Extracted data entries
== == ==

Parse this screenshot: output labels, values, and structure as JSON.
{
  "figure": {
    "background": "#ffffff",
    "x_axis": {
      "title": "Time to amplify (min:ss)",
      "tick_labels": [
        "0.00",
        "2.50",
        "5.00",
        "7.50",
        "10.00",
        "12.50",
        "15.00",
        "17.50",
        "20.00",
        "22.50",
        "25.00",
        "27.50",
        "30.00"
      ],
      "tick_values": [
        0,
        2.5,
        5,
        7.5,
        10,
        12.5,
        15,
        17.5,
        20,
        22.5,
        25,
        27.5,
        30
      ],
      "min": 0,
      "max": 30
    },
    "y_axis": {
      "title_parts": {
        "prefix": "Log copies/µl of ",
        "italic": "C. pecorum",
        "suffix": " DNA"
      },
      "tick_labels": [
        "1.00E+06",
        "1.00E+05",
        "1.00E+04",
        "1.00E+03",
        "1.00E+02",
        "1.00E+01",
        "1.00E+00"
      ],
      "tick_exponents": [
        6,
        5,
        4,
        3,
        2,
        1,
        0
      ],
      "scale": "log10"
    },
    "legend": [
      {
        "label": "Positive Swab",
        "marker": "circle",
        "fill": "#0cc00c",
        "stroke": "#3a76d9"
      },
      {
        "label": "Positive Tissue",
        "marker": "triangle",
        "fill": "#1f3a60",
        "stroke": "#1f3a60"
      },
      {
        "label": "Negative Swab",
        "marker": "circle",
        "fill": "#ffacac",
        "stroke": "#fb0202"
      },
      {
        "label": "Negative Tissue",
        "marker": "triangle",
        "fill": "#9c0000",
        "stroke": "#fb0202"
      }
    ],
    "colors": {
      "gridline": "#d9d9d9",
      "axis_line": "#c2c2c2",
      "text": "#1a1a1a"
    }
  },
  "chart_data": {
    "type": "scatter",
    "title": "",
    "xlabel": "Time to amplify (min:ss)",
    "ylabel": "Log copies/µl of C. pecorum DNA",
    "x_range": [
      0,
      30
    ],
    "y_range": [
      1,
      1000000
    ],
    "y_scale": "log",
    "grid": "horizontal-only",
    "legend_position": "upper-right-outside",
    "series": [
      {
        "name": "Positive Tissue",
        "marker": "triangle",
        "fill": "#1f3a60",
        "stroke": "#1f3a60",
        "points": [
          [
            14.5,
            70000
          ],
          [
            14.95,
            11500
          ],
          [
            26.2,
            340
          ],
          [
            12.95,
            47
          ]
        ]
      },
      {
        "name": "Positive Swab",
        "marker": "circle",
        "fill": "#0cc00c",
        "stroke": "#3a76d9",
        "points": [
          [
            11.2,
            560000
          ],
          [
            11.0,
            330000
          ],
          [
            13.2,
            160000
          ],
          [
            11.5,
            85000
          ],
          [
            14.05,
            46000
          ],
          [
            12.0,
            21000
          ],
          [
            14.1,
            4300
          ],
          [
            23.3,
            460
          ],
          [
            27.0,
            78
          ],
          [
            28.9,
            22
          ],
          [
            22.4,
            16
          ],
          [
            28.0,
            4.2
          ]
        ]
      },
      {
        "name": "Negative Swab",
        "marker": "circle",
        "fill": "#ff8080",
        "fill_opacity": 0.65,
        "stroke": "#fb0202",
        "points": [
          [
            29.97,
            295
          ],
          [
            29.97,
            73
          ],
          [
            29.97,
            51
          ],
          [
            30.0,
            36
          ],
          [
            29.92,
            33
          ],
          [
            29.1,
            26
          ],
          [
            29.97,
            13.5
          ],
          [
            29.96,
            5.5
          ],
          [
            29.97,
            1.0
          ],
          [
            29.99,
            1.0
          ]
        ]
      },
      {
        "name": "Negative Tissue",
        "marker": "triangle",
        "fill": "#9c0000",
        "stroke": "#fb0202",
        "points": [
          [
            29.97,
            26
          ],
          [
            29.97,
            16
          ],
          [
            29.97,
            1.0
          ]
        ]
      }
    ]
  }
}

== == ==

* What is expected *
Extract every line of the records above that contains the word "name".

* Final result *
        "name": "Positive Tissue",
        "name": "Positive Swab",
        "name": "Negative Swab",
        "name": "Negative Tissue",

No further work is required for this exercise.